> [Given exercise]:
Below are records. Copy every line with "produced" in it.
## Start Task inputs
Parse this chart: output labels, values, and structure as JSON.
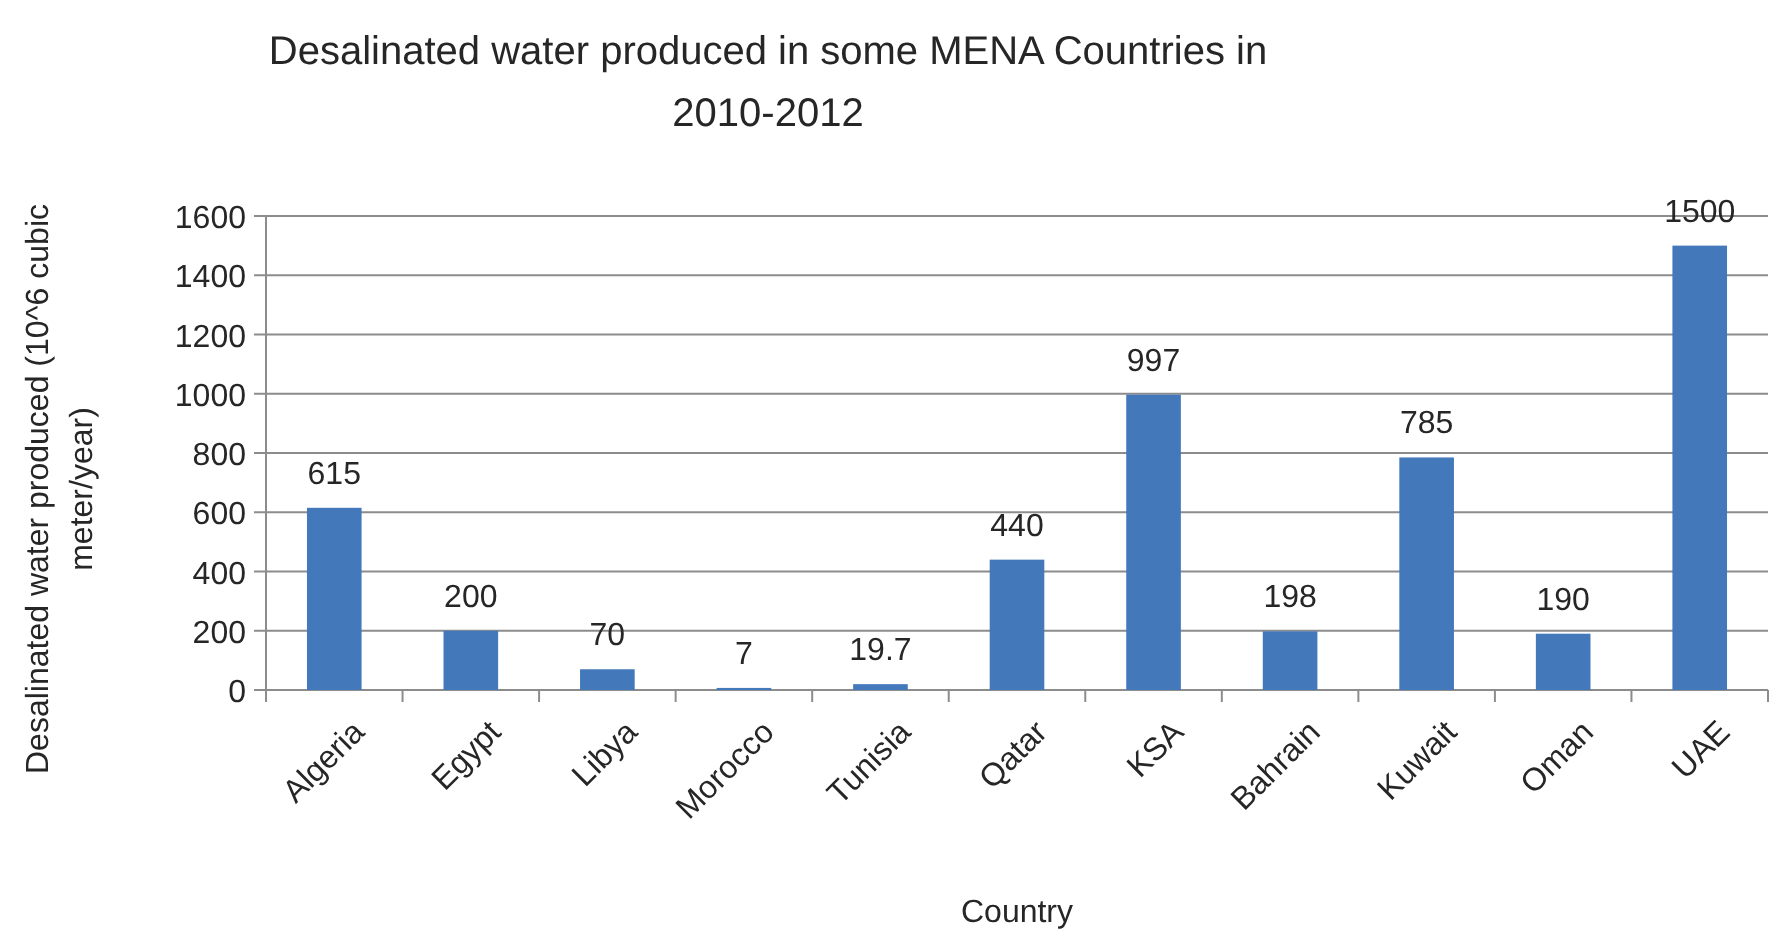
{
  "chart_data": {
    "type": "bar",
    "title": "Desalinated water produced in some MENA Countries in 2010-2012",
    "xlabel": "Country",
    "ylabel": "Desalinated water produced (10^6 cubic meter/year)",
    "categories": [
      "Algeria",
      "Egypt",
      "Libya",
      "Morocco",
      "Tunisia",
      "Qatar",
      "KSA",
      "Bahrain",
      "Kuwait",
      "Oman",
      "UAE"
    ],
    "values": [
      615,
      200,
      70,
      7,
      19.7,
      440,
      997,
      198,
      785,
      190,
      1500
    ],
    "color": "#4378bb",
    "ylim": [
      0,
      1600
    ],
    "yticks": [
      0,
      200,
      400,
      600,
      800,
      1000,
      1200,
      1400,
      1600
    ],
    "grid": "y",
    "data_labels": true
  }
}
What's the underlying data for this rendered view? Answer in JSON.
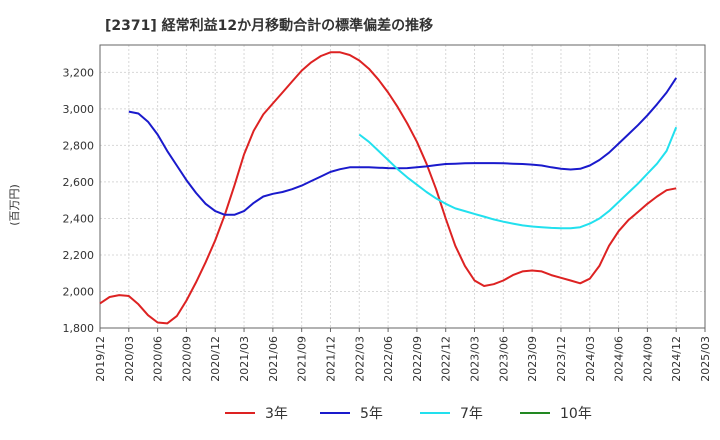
{
  "chart_data": {
    "type": "line",
    "title": "[2371]  経常利益12か月移動合計の標準偏差の推移",
    "ylabel": "(百万円)",
    "xlabel": "",
    "ylim": [
      1800,
      3350
    ],
    "yticks": [
      1800,
      2000,
      2200,
      2400,
      2600,
      2800,
      3000,
      3200
    ],
    "ytick_labels": [
      "1,800",
      "2,000",
      "2,200",
      "2,400",
      "2,600",
      "2,800",
      "3,000",
      "3,200"
    ],
    "xticks": [
      "2019/12",
      "2020/03",
      "2020/06",
      "2020/09",
      "2020/12",
      "2021/03",
      "2021/06",
      "2021/09",
      "2021/12",
      "2022/03",
      "2022/06",
      "2022/09",
      "2022/12",
      "2023/03",
      "2023/06",
      "2023/09",
      "2023/12",
      "2024/03",
      "2024/06",
      "2024/09",
      "2024/12",
      "2025/03"
    ],
    "grid": true,
    "legend_position": "bottom",
    "series": [
      {
        "name": "3年",
        "color": "#dd2222",
        "x": [
          "2019/12",
          "2020/01",
          "2020/02",
          "2020/03",
          "2020/04",
          "2020/05",
          "2020/06",
          "2020/07",
          "2020/08",
          "2020/09",
          "2020/10",
          "2020/11",
          "2020/12",
          "2021/01",
          "2021/02",
          "2021/03",
          "2021/04",
          "2021/05",
          "2021/06",
          "2021/07",
          "2021/08",
          "2021/09",
          "2021/10",
          "2021/11",
          "2021/12",
          "2022/01",
          "2022/02",
          "2022/03",
          "2022/04",
          "2022/05",
          "2022/06",
          "2022/07",
          "2022/08",
          "2022/09",
          "2022/10",
          "2022/11",
          "2022/12",
          "2023/01",
          "2023/02",
          "2023/03",
          "2023/04",
          "2023/05",
          "2023/06",
          "2023/07",
          "2023/08",
          "2023/09",
          "2023/10",
          "2023/11",
          "2023/12",
          "2024/01",
          "2024/02",
          "2024/03",
          "2024/04",
          "2024/05",
          "2024/06",
          "2024/07",
          "2024/08",
          "2024/09",
          "2024/10",
          "2024/11",
          "2024/12"
        ],
        "values": [
          1935,
          1970,
          1980,
          1975,
          1930,
          1870,
          1830,
          1825,
          1865,
          1950,
          2050,
          2160,
          2280,
          2420,
          2580,
          2750,
          2880,
          2970,
          3030,
          3090,
          3150,
          3210,
          3255,
          3290,
          3310,
          3310,
          3295,
          3265,
          3220,
          3160,
          3090,
          3010,
          2920,
          2820,
          2700,
          2560,
          2400,
          2250,
          2140,
          2060,
          2030,
          2040,
          2060,
          2090,
          2110,
          2115,
          2110,
          2090,
          2075,
          2060,
          2045,
          2070,
          2140,
          2250,
          2330,
          2390,
          2435,
          2480,
          2520,
          2555,
          2565
        ]
      },
      {
        "name": "5年",
        "color": "#1a1acc",
        "x": [
          "2020/03",
          "2020/04",
          "2020/05",
          "2020/06",
          "2020/07",
          "2020/08",
          "2020/09",
          "2020/10",
          "2020/11",
          "2020/12",
          "2021/01",
          "2021/02",
          "2021/03",
          "2021/04",
          "2021/05",
          "2021/06",
          "2021/07",
          "2021/08",
          "2021/09",
          "2021/10",
          "2021/11",
          "2021/12",
          "2022/01",
          "2022/02",
          "2022/03",
          "2022/04",
          "2022/05",
          "2022/06",
          "2022/07",
          "2022/08",
          "2022/09",
          "2022/10",
          "2022/11",
          "2022/12",
          "2023/01",
          "2023/02",
          "2023/03",
          "2023/04",
          "2023/05",
          "2023/06",
          "2023/07",
          "2023/08",
          "2023/09",
          "2023/10",
          "2023/11",
          "2023/12",
          "2024/01",
          "2024/02",
          "2024/03",
          "2024/04",
          "2024/05",
          "2024/06",
          "2024/07",
          "2024/08",
          "2024/09",
          "2024/10",
          "2024/11",
          "2024/12"
        ],
        "values": [
          2985,
          2975,
          2930,
          2860,
          2770,
          2690,
          2610,
          2540,
          2480,
          2440,
          2420,
          2420,
          2440,
          2485,
          2520,
          2535,
          2545,
          2560,
          2580,
          2605,
          2630,
          2655,
          2670,
          2680,
          2680,
          2680,
          2678,
          2676,
          2675,
          2676,
          2680,
          2685,
          2692,
          2698,
          2700,
          2702,
          2703,
          2703,
          2703,
          2702,
          2700,
          2698,
          2695,
          2690,
          2680,
          2672,
          2668,
          2672,
          2690,
          2720,
          2760,
          2810,
          2860,
          2910,
          2965,
          3025,
          3090,
          3170
        ]
      },
      {
        "name": "7年",
        "color": "#22e0ee",
        "x": [
          "2022/03",
          "2022/04",
          "2022/05",
          "2022/06",
          "2022/07",
          "2022/08",
          "2022/09",
          "2022/10",
          "2022/11",
          "2022/12",
          "2023/01",
          "2023/02",
          "2023/03",
          "2023/04",
          "2023/05",
          "2023/06",
          "2023/07",
          "2023/08",
          "2023/09",
          "2023/10",
          "2023/11",
          "2023/12",
          "2024/01",
          "2024/02",
          "2024/03",
          "2024/04",
          "2024/05",
          "2024/06",
          "2024/07",
          "2024/08",
          "2024/09",
          "2024/10",
          "2024/11",
          "2024/12"
        ],
        "values": [
          2860,
          2820,
          2770,
          2720,
          2670,
          2625,
          2585,
          2545,
          2510,
          2480,
          2455,
          2440,
          2425,
          2410,
          2395,
          2382,
          2372,
          2362,
          2356,
          2352,
          2348,
          2346,
          2346,
          2352,
          2372,
          2400,
          2440,
          2490,
          2540,
          2590,
          2645,
          2700,
          2770,
          2900
        ]
      },
      {
        "name": "10年",
        "color": "#228822",
        "x": [],
        "values": []
      }
    ]
  }
}
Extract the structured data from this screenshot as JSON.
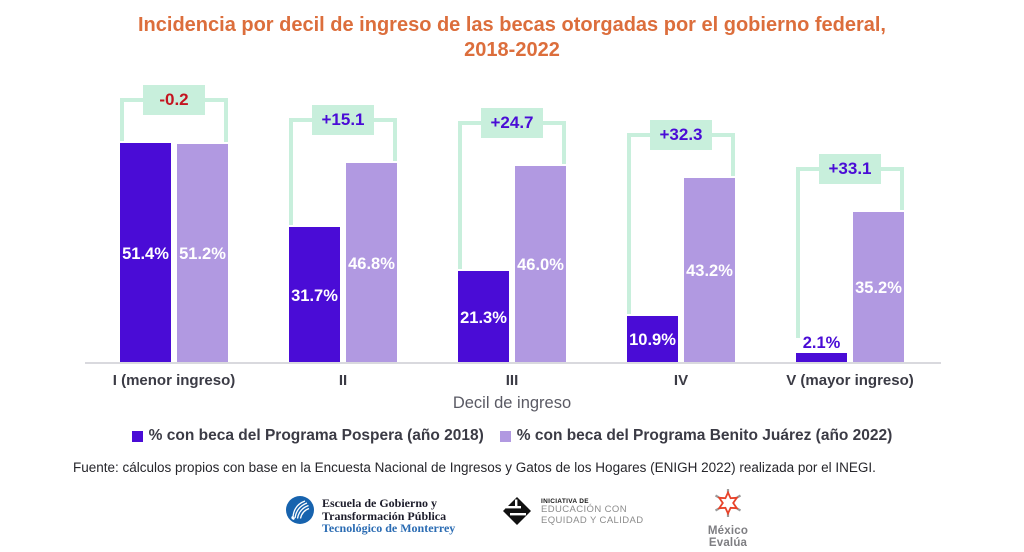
{
  "title": {
    "line1": "Incidencia por decil de ingreso de las becas otorgadas por el gobierno federal,",
    "line2": "2018-2022"
  },
  "chart_data": {
    "type": "bar",
    "categories": [
      "I (menor ingreso)",
      "II",
      "III",
      "IV",
      "V (mayor ingreso)"
    ],
    "series": [
      {
        "name": "% con beca del Programa Pospera (año 2018)",
        "color": "#4A0CD6",
        "values": [
          51.4,
          31.7,
          21.3,
          10.9,
          2.1
        ],
        "labels": [
          "51.4%",
          "31.7%",
          "21.3%",
          "10.9%",
          "2.1%"
        ]
      },
      {
        "name": "% con beca del Programa Benito Juárez (año 2022)",
        "color": "#B199E1",
        "values": [
          51.2,
          46.8,
          46.0,
          43.2,
          35.2
        ],
        "labels": [
          "51.2%",
          "46.8%",
          "46.0%",
          "43.2%",
          "35.2%"
        ]
      }
    ],
    "differences": {
      "values": [
        -0.2,
        15.1,
        24.7,
        32.3,
        33.1
      ],
      "labels": [
        "-0.2",
        "+15.1",
        "+24.7",
        "+32.3",
        "+33.1"
      ],
      "positive_color": "#4A0CD6",
      "negative_color": "#C41420",
      "badge_bg": "#C8EFDC"
    },
    "xlabel": "Decil de ingreso",
    "ylim": [
      0,
      60
    ],
    "grid": false,
    "legend_position": "bottom",
    "title": "Incidencia por decil de ingreso de las becas otorgadas por el gobierno federal, 2018-2022"
  },
  "source": "Fuente: cálculos propios con base en la Encuesta Nacional de Ingresos y Gatos de los Hogares (ENIGH 2022) realizada por el INEGI.",
  "footer": {
    "tec": {
      "line1": "Escuela de Gobierno y",
      "line2": "Transformación Pública",
      "line3": "Tecnológico de Monterrey"
    },
    "eec": {
      "kicker": "INICIATIVA DE",
      "line1": "EDUCACIÓN CON",
      "line2": "EQUIDAD Y CALIDAD"
    },
    "mexico_evalua": {
      "label": "México Evalúa"
    }
  },
  "colors": {
    "title": "#DC6E3C",
    "axis_line": "#D9D9DE",
    "tick_text": "#3B3B45",
    "bracket": "#C8EFDC"
  }
}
## End Task inputs
> [Solution below]:
    "title": "Desalinated water produced in some MENA Countries in 2010-2012",
    "ylabel": "Desalinated water produced (10^6 cubic meter/year)",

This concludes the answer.